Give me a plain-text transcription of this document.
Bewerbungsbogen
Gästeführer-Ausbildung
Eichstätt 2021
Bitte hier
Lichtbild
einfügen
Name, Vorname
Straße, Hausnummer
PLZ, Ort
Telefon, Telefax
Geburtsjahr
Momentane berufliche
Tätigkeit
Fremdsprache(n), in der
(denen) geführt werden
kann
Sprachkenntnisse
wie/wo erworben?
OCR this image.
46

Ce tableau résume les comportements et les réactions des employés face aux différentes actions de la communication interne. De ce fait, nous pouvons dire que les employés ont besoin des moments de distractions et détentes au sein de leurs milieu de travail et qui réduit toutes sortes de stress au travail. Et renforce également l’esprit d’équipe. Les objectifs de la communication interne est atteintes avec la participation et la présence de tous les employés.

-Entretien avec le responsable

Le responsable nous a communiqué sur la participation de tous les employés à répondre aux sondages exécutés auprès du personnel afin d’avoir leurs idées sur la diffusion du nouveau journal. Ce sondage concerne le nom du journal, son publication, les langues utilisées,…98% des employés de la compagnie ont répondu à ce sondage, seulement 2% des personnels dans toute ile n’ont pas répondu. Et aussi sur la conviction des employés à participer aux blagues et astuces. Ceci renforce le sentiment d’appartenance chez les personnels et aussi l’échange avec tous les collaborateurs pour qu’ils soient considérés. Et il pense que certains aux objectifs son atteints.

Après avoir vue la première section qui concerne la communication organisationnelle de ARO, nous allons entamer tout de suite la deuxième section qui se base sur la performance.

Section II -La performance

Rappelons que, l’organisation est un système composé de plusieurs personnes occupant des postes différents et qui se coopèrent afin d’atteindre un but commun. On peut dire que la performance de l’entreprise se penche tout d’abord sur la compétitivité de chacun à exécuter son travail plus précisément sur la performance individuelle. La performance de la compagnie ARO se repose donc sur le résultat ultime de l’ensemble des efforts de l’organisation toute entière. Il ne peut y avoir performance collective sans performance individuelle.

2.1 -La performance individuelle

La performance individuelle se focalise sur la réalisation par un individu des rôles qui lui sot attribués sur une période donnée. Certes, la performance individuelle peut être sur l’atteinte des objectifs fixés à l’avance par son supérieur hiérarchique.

WORK TO COMPLETE
Copy out each line exactly.

SOLUTION
Give me a plain-text transcription of this document.
Bewerbungsbogen
Gästeführer-Ausbildung
Eichstätt 2021
Bitte hier
Lichtbild
einfügen
Name, Vorname
Straße, Hausnummer
PLZ, Ort
Telefon, Telefax
Geburtsjahr
Momentane berufliche
Tätigkeit
Fremdsprache(n), in der
(denen) geführt werden
kann
Sprachkenntnisse
wie/wo erworben?
OCR this image.
46

Ce tableau résume les comportements et les réactions des employés face aux différentes actions de la communication interne. De ce fait, nous pouvons dire que les employés ont besoin des moments de distractions et détentes au sein de leurs milieu de travail et qui réduit toutes sortes de stress au travail. Et renforce également l’esprit d’équipe. Les objectifs de la communication interne est atteintes avec la participation et la présence de tous les employés.

-Entretien avec le responsable

Le responsable nous a communiqué sur la participation de tous les employés à répondre aux sondages exécutés auprès du personnel afin d’avoir leurs idées sur la diffusion du nouveau journal. Ce sondage concerne le nom du journal, son publication, les langues utilisées,…98% des employés de la compagnie ont répondu à ce sondage, seulement 2% des personnels dans toute ile n’ont pas répondu. Et aussi sur la conviction des employés à participer aux blagues et astuces. Ceci renforce le sentiment d’appartenance chez les personnels et aussi l’échange avec tous les collaborateurs pour qu’ils soient considérés. Et il pense que certains aux objectifs son atteints.

Après avoir vue la première section qui concerne la communication organisationnelle de ARO, nous allons entamer tout de suite la deuxième section qui se base sur la performance.

Section II -La performance

Rappelons que, l’organisation est un système composé de plusieurs personnes occupant des postes différents et qui se coopèrent afin d’atteindre un but commun. On peut dire que la performance de l’entreprise se penche tout d’abord sur la compétitivité de chacun à exécuter son travail plus précisément sur la performance individuelle. La performance de la compagnie ARO se repose donc sur le résultat ultime de l’ensemble des efforts de l’organisation toute entière. Il ne peut y avoir performance collective sans performance individuelle.

2.1 -La performance individuelle

La performance individuelle se focalise sur la réalisation par un individu des rôles qui lui sot attribués sur une période donnée. Certes, la performance individuelle peut être sur l’atteinte des objectifs fixés à l’avance par son supérieur hiérarchique.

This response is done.